Exercise passage:
= = = = =
The Sobering Truth…continued

Other people with addictions have said to me, “I can’t get better because I don’t have an amazing wife like you do, I don’t have anybody.” And my wife brought up a good point last night about my previous blog—the “letting love into your life part” is just as much (if not more) about loving yourself than letting someone else love you. The more I thought about it, I recognized that my journey to sobriety really began the moment I first started talking (sober) about what I was going through, after which I started to believe that I deserved to get sober, that I was worth being helped. A whole year of recovery went by (and many, many relapses) before I even met my wife, at which point, I was unexpectedly ready to let love into my life.  It wasn’t something I was planning for, or even aware of at that time it was happening, but after a year of trying to get healthy for myself and no one else, I finally met my soulmate. But I did feel completely alone when I first started my recovery, even though I know now that I did have people in my life who had wanted to help me all along—I was completely blind to most of the love that came my way.
= = = = =
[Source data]

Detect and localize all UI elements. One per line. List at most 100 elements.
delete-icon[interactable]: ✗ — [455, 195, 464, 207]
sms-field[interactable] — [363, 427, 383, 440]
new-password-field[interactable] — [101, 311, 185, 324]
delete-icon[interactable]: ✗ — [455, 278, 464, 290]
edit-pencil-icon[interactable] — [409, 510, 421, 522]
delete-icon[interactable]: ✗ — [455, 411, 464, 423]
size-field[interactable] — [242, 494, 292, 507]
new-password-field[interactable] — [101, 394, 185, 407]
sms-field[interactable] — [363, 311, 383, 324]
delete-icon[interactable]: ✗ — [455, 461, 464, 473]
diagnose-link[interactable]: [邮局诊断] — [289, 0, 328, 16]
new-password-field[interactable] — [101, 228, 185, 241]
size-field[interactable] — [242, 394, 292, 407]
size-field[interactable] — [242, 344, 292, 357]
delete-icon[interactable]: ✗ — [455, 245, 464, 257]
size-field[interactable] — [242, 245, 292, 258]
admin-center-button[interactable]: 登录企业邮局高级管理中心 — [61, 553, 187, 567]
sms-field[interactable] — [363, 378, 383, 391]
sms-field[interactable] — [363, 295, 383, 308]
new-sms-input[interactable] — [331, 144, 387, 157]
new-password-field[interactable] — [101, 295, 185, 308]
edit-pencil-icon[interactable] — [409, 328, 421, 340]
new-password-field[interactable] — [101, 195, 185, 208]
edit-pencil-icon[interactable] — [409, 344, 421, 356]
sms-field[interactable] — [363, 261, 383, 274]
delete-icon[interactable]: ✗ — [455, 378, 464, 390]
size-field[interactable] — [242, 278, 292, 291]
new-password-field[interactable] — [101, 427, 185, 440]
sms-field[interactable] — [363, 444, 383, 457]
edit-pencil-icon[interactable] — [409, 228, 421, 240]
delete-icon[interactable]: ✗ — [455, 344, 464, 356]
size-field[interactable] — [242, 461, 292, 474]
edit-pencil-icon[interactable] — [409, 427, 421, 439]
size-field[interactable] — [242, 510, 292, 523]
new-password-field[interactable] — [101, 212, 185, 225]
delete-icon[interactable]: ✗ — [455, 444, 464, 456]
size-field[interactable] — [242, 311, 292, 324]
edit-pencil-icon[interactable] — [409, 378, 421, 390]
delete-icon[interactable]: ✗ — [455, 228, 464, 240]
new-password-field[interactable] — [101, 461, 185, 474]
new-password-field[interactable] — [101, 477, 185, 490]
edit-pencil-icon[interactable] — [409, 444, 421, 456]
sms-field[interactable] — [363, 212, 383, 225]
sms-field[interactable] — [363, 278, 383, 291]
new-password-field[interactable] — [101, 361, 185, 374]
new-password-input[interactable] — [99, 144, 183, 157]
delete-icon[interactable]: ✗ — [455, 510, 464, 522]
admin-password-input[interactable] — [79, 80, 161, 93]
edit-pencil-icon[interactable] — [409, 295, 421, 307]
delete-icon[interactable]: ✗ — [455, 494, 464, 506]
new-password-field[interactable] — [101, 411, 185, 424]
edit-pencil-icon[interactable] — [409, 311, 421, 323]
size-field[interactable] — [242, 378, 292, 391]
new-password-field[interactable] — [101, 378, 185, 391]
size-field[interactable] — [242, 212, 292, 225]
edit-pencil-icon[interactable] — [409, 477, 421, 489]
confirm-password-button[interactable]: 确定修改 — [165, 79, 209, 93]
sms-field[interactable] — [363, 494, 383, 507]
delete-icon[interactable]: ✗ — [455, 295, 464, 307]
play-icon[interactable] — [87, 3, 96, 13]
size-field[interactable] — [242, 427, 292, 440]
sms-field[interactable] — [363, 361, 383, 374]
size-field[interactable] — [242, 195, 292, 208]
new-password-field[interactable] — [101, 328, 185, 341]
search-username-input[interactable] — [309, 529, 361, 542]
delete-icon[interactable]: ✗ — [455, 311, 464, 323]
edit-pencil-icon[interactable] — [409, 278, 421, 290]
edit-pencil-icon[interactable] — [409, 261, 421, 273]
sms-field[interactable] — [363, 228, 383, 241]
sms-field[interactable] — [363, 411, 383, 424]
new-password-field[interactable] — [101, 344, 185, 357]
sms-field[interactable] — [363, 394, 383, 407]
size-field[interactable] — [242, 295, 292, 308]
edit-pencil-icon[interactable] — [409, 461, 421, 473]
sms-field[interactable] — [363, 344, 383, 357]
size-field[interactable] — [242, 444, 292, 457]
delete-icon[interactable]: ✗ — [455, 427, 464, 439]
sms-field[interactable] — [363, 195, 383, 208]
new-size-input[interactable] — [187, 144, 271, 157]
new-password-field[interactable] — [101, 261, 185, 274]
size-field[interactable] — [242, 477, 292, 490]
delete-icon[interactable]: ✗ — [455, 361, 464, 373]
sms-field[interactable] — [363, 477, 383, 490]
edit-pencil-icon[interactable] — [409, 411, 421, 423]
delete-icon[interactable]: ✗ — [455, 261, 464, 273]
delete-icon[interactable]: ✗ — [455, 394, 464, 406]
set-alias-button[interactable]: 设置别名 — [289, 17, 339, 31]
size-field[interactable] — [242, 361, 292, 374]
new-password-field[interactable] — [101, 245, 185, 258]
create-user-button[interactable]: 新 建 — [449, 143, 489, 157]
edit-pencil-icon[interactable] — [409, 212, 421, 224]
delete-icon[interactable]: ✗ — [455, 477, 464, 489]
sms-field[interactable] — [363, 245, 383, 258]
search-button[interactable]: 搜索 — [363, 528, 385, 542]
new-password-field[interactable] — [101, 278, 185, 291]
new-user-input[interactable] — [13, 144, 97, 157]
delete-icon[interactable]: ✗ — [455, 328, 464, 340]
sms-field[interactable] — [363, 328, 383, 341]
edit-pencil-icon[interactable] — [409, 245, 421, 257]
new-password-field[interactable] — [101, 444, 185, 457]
= = = = =
Work order: Reproduce the full post on getting sober, word for word, with nothing left out. This material has nothing to do with the post on getting sober.

Answer below:
The Sobering Truth…continued

Other people with addictions have said to me, “I can’t get better because I don’t have an amazing wife like you do, I don’t have anybody.” And my wife brought up a good point last night about my previous blog—the “letting love into your life part” is just as much (if not more) about loving yourself than letting someone else love you. The more I thought about it, I recognized that my journey to sobriety really began the moment I first started talking (sober) about what I was going through, after which I started to believe that I deserved to get sober, that I was worth being helped. A whole year of recovery went by (and many, many relapses) before I even met my wife, at which point, I was unexpectedly ready to let love into my life.  It wasn’t something I was planning for, or even aware of at that time it was happening, but after a year of trying to get healthy for myself and no one else, I finally met my soulmate. But I did feel completely alone when I first started my recovery, even though I know now that I did have people in my life who had wanted to help me all along—I was completely blind to most of the love that came my way.